**INSTRUCTIONS FOR THE TASK**:
Your task is to filter the data below down to the lines holding "RIAA".

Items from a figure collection
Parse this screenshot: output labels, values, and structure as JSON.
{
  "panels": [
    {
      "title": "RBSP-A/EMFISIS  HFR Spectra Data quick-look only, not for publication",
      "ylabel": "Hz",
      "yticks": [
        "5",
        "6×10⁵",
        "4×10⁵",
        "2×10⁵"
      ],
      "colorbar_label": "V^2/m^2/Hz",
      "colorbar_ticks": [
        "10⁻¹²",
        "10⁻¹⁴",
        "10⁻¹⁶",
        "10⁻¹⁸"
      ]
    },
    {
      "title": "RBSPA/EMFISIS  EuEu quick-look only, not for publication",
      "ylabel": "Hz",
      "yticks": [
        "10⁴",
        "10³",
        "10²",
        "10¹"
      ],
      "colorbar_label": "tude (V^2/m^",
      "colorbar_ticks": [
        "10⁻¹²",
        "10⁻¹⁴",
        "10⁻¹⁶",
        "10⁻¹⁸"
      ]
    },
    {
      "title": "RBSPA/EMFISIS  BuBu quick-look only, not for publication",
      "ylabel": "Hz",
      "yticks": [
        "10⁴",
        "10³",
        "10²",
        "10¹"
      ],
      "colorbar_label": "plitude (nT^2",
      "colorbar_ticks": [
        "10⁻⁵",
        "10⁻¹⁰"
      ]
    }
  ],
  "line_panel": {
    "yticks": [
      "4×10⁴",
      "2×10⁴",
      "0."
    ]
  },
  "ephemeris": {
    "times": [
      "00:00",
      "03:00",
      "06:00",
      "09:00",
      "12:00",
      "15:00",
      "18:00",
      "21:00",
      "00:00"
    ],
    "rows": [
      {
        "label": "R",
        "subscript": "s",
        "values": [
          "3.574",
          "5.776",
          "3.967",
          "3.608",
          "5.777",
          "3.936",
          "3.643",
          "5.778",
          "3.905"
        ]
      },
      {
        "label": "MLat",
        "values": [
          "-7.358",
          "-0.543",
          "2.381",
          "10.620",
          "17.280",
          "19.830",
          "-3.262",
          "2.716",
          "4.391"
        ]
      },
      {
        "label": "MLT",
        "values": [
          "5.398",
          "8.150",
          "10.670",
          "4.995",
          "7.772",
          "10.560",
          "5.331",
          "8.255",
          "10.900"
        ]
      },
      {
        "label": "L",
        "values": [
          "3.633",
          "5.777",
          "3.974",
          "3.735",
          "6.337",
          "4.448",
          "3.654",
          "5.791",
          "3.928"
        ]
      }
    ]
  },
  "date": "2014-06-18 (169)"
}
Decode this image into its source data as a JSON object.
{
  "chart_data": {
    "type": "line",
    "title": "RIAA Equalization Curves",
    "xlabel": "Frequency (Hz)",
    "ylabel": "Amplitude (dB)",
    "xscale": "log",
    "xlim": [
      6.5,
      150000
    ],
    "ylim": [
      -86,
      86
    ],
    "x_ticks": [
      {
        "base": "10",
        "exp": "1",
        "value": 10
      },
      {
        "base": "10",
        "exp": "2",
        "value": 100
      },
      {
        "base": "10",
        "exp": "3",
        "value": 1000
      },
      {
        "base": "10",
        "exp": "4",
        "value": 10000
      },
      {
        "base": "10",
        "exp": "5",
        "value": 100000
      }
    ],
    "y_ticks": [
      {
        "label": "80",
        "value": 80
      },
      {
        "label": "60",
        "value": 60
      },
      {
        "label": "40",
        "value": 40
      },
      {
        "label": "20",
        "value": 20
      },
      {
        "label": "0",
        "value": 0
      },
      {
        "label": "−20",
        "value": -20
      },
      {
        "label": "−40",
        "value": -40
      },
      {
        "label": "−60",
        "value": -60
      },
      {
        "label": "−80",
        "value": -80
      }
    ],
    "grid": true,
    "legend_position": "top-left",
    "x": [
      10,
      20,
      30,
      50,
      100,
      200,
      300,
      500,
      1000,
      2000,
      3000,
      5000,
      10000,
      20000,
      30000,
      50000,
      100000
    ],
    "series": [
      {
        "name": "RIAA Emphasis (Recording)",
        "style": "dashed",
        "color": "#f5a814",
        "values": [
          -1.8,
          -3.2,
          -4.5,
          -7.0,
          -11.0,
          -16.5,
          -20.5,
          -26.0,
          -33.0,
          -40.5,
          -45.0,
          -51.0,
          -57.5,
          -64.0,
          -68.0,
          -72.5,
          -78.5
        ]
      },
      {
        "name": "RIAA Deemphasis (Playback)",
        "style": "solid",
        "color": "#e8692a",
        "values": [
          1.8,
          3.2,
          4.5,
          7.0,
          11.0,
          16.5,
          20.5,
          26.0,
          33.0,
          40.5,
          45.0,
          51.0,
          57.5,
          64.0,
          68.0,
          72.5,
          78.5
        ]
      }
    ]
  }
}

**RESPONSE TO THE TASK**:
    "title": "RIAA Equalization Curves",
        "name": "RIAA Emphasis (Recording)",
        "name": "RIAA Deemphasis (Playback)",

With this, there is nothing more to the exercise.